-- begin EXERCISE DATA --

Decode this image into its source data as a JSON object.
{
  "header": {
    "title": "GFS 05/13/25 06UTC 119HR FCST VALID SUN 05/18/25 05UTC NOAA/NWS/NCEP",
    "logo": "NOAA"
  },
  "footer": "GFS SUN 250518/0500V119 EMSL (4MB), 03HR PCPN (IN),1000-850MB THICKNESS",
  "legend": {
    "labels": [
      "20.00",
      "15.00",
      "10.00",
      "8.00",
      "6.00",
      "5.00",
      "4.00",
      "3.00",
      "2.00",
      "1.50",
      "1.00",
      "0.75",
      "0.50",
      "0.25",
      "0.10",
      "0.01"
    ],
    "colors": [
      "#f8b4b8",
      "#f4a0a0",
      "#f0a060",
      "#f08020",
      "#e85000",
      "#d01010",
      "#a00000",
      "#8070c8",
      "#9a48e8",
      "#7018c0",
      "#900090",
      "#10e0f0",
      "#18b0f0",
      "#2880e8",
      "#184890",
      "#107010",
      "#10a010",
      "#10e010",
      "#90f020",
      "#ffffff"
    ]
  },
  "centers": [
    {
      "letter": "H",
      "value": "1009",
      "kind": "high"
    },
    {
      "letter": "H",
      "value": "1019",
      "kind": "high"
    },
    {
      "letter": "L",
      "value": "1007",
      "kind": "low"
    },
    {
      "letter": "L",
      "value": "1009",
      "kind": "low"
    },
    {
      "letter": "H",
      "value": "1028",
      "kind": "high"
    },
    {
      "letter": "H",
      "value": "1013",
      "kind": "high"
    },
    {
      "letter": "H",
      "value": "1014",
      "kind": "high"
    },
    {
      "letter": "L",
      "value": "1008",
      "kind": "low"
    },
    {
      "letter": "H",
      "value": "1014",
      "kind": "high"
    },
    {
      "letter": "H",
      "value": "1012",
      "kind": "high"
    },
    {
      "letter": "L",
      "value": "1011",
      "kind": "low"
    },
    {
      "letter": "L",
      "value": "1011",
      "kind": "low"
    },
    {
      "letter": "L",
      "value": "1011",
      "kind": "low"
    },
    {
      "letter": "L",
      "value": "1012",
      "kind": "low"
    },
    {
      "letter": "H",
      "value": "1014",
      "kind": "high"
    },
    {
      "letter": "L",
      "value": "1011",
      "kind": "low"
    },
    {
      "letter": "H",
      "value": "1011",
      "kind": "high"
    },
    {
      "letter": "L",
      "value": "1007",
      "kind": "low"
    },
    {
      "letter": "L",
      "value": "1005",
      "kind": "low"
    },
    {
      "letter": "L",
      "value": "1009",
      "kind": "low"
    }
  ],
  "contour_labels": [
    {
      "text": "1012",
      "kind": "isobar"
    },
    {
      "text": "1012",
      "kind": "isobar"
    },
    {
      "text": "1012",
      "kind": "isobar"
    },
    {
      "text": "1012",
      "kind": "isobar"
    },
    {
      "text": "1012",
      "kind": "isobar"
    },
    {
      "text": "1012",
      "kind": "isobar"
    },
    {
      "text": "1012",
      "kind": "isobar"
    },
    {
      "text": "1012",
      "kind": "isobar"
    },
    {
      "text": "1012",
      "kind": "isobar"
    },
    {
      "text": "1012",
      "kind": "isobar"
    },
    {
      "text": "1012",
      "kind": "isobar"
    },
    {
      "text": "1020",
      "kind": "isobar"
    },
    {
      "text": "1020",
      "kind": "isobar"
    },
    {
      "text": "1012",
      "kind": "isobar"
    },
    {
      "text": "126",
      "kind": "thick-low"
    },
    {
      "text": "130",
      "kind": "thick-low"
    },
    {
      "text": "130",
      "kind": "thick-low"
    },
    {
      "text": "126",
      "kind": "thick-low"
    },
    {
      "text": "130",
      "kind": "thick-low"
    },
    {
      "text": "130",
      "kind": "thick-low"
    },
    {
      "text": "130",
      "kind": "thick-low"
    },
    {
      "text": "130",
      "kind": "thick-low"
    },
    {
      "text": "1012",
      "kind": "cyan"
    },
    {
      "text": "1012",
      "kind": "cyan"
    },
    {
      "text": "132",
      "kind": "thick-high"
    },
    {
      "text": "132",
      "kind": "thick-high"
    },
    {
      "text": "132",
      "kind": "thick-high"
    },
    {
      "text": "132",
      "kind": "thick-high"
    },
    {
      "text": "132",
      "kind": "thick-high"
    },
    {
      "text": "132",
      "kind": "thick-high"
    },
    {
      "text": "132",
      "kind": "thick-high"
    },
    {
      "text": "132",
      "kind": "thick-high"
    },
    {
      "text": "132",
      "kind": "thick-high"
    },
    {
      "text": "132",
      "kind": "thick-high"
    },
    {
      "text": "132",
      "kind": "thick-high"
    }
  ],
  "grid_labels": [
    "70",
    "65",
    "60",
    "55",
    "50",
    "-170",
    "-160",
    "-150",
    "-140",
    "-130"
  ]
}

-- end EXERCISE DATA --

**EXERCISE OBJECTIVE**.
Locate the word "NOAA" in the records and collect each line it appears in.

**CORRECT RESPONSE**.
    "title": "GFS 05/13/25 06UTC 119HR FCST VALID SUN 05/18/25 05UTC NOAA/NWS/NCEP",
    "logo": "NOAA"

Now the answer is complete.